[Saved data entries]

START

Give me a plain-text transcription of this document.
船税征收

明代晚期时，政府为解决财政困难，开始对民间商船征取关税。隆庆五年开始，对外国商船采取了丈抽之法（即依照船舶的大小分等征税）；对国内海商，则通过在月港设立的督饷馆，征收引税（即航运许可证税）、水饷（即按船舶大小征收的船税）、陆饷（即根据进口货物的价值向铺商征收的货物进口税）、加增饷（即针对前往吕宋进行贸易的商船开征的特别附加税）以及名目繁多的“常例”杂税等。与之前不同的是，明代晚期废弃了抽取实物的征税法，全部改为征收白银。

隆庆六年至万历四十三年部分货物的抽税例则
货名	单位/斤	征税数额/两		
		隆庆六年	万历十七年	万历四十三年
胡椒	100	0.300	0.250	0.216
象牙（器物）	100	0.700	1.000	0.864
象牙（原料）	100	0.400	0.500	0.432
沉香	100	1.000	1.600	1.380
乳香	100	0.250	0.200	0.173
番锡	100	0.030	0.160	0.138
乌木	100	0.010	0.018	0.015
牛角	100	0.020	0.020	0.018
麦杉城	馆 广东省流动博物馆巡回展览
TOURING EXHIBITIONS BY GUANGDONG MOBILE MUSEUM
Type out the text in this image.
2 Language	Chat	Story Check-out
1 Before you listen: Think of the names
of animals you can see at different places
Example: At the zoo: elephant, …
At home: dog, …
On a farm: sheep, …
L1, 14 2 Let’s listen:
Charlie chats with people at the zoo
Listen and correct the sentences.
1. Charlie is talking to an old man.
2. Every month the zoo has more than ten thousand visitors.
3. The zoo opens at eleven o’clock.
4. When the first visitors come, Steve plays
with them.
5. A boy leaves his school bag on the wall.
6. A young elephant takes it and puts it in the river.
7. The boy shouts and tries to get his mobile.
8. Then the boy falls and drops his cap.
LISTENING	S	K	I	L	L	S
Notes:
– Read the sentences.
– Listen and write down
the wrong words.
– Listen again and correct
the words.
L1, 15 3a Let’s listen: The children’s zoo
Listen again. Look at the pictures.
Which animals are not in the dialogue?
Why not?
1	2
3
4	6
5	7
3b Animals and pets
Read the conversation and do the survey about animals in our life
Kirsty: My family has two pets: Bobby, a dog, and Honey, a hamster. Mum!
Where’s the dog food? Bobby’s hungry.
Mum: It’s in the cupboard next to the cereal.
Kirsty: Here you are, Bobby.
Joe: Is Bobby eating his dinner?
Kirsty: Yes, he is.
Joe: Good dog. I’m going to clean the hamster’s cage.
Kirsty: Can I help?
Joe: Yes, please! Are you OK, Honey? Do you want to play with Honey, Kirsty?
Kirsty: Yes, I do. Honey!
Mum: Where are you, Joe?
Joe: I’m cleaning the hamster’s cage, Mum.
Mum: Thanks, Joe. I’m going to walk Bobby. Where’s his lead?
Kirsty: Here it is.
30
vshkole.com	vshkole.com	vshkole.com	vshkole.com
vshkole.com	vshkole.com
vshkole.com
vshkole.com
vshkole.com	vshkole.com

END

Send back each record exactly as it stands.

> Output of the task
Give me a plain-text transcription of this document.
船税征收

明代晚期时，政府为解决财政困难，开始对民间商船征取关税。隆庆五年开始，对外国商船采取了丈抽之法（即依照船舶的大小分等征税）；对国内海商，则通过在月港设立的督饷馆，征收引税（即航运许可证税）、水饷（即按船舶大小征收的船税）、陆饷（即根据进口货物的价值向铺商征收的货物进口税）、加增饷（即针对前往吕宋进行贸易的商船开征的特别附加税）以及名目繁多的“常例”杂税等。与之前不同的是，明代晚期废弃了抽取实物的征税法，全部改为征收白银。

隆庆六年至万历四十三年部分货物的抽税例则
货名	单位/斤	征税数额/两		
		隆庆六年	万历十七年	万历四十三年
胡椒	100	0.300	0.250	0.216
象牙（器物）	100	0.700	1.000	0.864
象牙（原料）	100	0.400	0.500	0.432
沉香	100	1.000	1.600	1.380
乳香	100	0.250	0.200	0.173
番锡	100	0.030	0.160	0.138
乌木	100	0.010	0.018	0.015
牛角	100	0.020	0.020	0.018
麦杉城	馆 广东省流动博物馆巡回展览
TOURING EXHIBITIONS BY GUANGDONG MOBILE MUSEUM
Type out the text in this image.
2 Language	Chat	Story Check-out
1 Before you listen: Think of the names
of animals you can see at different places
Example: At the zoo: elephant, …
At home: dog, …
On a farm: sheep, …
L1, 14 2 Let’s listen:
Charlie chats with people at the zoo
Listen and correct the sentences.
1. Charlie is talking to an old man.
2. Every month the zoo has more than ten thousand visitors.
3. The zoo opens at eleven o’clock.
4. When the first visitors come, Steve plays
with them.
5. A boy leaves his school bag on the wall.
6. A young elephant takes it and puts it in the river.
7. The boy shouts and tries to get his mobile.
8. Then the boy falls and drops his cap.
LISTENING	S	K	I	L	L	S
Notes:
– Read the sentences.
– Listen and write down
the wrong words.
– Listen again and correct
the words.
L1, 15 3a Let’s listen: The children’s zoo
Listen again. Look at the pictures.
Which animals are not in the dialogue?
Why not?
1	2
3
4	6
5	7
3b Animals and pets
Read the conversation and do the survey about animals in our life
Kirsty: My family has two pets: Bobby, a dog, and Honey, a hamster. Mum!
Where’s the dog food? Bobby’s hungry.
Mum: It’s in the cupboard next to the cereal.
Kirsty: Here you are, Bobby.
Joe: Is Bobby eating his dinner?
Kirsty: Yes, he is.
Joe: Good dog. I’m going to clean the hamster’s cage.
Kirsty: Can I help?
Joe: Yes, please! Are you OK, Honey? Do you want to play with Honey, Kirsty?
Kirsty: Yes, I do. Honey!
Mum: Where are you, Joe?
Joe: I’m cleaning the hamster’s cage, Mum.
Mum: Thanks, Joe. I’m going to walk Bobby. Where’s his lead?
Kirsty: Here it is.
30
vshkole.com	vshkole.com	vshkole.com	vshkole.com
vshkole.com	vshkole.com
vshkole.com
vshkole.com
vshkole.com	vshkole.com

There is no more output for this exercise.